_Ejercicios_
A. Enumera todas las personas que el texto sobre los embriones de cerdo editados menciona por su nombre.
B. Por favor, prosigue el texto sobre los embriones de cerdo editados a partir de su última oración.

_Texto mostrado_
◇ ◇ ◇ ◇ ◇ ◇ ◇
A diferencia de un procedimiento de inseminación artificial convencional, donde los espermatozoides buscan fecundar óvulos dentro del animal, aquí se implantaron quirúrgicamente embriones ya fecundados y editados en laboratorio. Durante la laparotomía, los cirujanos de la UBA lograron implantar hasta 120 embriones por cirugía.

“Para proteger la integridad del útero y favorecer el proceso biológico, usamos una técnica de precisión, que en lugar de realizar incisiones o punciones uterinas directas que pudieran comprometer la anidación, accedemos por la bolsa ovárica y enhebramos el oviducto, que es el conducto natural que conecta el ovario con el útero, depositando allí los embriones de forma no invasiva”, explicó Guadalupe Álvarez, veterinaria especialista en cirugía de grandes animales, lideró el abordaje quirúrgico para introducir los embriones modificados.

Esta ingeniería, sumada a un ajuste preciso de la edad embrionaria para que coincidiera exactamente con las condiciones del útero receptor, aceleró el éxito del proyecto logrando una tasa de preñez sumamente alta. Acompañada por un equipo de anestesiología veterinaria, a cargo de Pablo Otero, que diseñó y ejecutó protocolos específicos para reducir el impacto farmacológico sobre la cerda y la futura implantación.

El equipo de Veterinaria de la UBA ya había llevado a cabo en 2024 procedimientos similares, trabajando junto a un equipo de la Facultad de Agronomía de la misma universidad, aunque con embriones no clonados y con menos modificaciones genéticas, investigación que no pudo continuar por falta de financiamiento.

Una ingeniería reproductiva refinada

Actualmente, el equipo cuenta con dos cerdas preñadas con nuevos clones en pleno desarrollo. El paso siguiente del proyecto será ir agregando más genes modificados, lo que se conoce como knock-in. El grupo de UNSAM sumará siete genes más para hacer que el órgano del cerdo sea más compatible con el organismo humano receptor, como ya se ha logrado en casos de Estados Unidos. 

“Esto incluirá el bloqueo de hormonas de crecimiento para moldear y adaptar el tamaño del hígado o el corazón porcino, que en animales adultos de más de 200 kilos excede la capacidad del cuerpo humano, asegurando que los órganos sean completamente funcionales”, explicó Acerbo.

Una vez que se obtengan los perfiles genéticos definitivos, ya no se requerirán complejas cirugías de transferencia embrionaria.
◇ ◇ ◇ ◇ ◇ ◇ ◇
_Datos proporcionados_

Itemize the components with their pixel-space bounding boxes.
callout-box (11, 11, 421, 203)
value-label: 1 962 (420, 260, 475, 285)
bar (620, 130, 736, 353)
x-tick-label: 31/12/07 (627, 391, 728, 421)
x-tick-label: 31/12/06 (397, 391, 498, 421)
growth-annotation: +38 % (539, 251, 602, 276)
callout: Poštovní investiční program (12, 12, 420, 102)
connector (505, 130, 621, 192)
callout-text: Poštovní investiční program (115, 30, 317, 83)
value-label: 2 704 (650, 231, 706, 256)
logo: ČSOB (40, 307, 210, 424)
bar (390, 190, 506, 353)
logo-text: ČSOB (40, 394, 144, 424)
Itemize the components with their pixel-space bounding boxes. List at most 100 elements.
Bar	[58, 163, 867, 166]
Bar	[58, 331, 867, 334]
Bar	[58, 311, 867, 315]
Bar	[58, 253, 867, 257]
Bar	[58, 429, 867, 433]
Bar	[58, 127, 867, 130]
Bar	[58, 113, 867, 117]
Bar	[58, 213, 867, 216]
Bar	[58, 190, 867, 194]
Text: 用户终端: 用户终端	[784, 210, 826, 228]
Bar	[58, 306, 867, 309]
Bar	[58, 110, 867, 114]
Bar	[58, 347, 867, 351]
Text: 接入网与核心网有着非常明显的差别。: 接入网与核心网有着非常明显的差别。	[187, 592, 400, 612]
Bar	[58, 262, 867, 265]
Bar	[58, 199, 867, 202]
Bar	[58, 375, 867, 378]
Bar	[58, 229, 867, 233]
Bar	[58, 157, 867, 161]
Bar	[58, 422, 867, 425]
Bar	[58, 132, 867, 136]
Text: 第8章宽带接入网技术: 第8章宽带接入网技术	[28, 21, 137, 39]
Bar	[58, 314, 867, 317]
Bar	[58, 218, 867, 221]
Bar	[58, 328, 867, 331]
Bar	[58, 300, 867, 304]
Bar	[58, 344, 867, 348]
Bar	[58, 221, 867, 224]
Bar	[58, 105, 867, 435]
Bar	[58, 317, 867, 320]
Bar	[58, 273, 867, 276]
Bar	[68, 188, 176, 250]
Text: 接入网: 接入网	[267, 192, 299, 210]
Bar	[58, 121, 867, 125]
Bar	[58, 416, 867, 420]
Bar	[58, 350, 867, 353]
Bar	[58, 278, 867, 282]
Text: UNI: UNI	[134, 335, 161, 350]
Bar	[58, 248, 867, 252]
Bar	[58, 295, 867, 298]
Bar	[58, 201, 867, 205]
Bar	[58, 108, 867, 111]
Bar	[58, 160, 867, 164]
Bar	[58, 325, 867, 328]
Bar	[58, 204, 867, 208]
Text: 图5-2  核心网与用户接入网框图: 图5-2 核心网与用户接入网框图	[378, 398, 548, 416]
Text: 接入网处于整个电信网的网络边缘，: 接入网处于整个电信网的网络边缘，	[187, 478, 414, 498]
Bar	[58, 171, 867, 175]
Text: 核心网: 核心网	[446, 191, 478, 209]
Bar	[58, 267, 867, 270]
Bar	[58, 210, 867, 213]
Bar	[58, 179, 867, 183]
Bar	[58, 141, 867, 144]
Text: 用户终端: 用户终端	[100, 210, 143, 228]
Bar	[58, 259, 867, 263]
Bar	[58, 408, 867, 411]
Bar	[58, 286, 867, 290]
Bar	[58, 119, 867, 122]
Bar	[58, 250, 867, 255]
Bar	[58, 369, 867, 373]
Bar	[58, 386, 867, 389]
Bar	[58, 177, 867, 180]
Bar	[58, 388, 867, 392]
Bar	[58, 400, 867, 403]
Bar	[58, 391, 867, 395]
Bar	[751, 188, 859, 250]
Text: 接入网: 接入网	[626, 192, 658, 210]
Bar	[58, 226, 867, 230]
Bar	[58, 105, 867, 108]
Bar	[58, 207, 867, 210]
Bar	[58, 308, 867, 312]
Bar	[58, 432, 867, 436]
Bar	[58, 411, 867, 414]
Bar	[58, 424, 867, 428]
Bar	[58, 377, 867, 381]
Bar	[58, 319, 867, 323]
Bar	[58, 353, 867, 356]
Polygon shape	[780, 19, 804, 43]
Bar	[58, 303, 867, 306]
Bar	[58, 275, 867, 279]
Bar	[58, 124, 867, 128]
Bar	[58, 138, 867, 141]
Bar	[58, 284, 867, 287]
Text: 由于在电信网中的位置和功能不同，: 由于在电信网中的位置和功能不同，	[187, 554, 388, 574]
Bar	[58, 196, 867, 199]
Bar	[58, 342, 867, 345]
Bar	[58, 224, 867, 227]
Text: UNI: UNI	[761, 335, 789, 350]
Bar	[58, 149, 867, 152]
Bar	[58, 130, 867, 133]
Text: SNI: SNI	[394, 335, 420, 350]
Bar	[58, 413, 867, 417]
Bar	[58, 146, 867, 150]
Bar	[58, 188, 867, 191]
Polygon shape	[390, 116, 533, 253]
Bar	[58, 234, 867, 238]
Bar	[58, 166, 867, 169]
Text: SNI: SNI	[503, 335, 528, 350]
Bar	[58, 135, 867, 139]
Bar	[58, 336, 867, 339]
◇ ◇ ◇ ◇ ◇ ◇ ◇
_Respuestas esperadas_
A. Guadalupe Álvarez, Pablo Otero, Acerbo

B.
“La meta final es cruzar de manera natural a los ejemplares machos y hembras clonados. Al estar estabilizadas las modificaciones en su genoma, toda la descendencia heredará las ediciones de forma directa, consolidando un criadero bioseguro de órganos donantes”, agregó Acerbo.

El nacimiento de este primer lechón es tan sólo el inicio de un camino que va a llevar varios años. Llegado el caso será el INCUCAI el que certifique que los órganos de origen porcino no desencadenan rechazo, mediante estudios preclínicos, antes de iniciar pruebas con humanos. 

Si bien el uso de animales para trasplantes genera debates morales, a nivel mundial, lo cierto es que la medicina humana necesita urgente de una fuente de órganos para evitar la muerte de decenas de miles de pacientes en espera. Hoy en día apenas si se cubre un 10% de la demanda mundial, según indica la Organización Mundial de la Salud. Los xenotransplantes no sólo salvarían decenas de miles de vidas, sino que le darían mejor calidad de vida a quienes, de otra manera, podrían pasar años en lista de espera.

Es por ello que este logro en colaboración entre diferentes instituciones y universidades públicas es un hito científico que sitúa a la Argentina en un selecto grupo global en medicina regenerativa. A nivel presupuestario, el proyecto afronta desafíos significativos ante la ausencia actual de financiamiento estatal para la escala comercial, lo que motivó a los investigadores de la UNSAM a estructurar una empresa de base tecnológica para captar inversiones privadas. La UBA aporta el valioso capital humano, el uso de quirófanos especializados, instalaciones de cría y el sostenimiento económico propio de los animales e insumos operativos.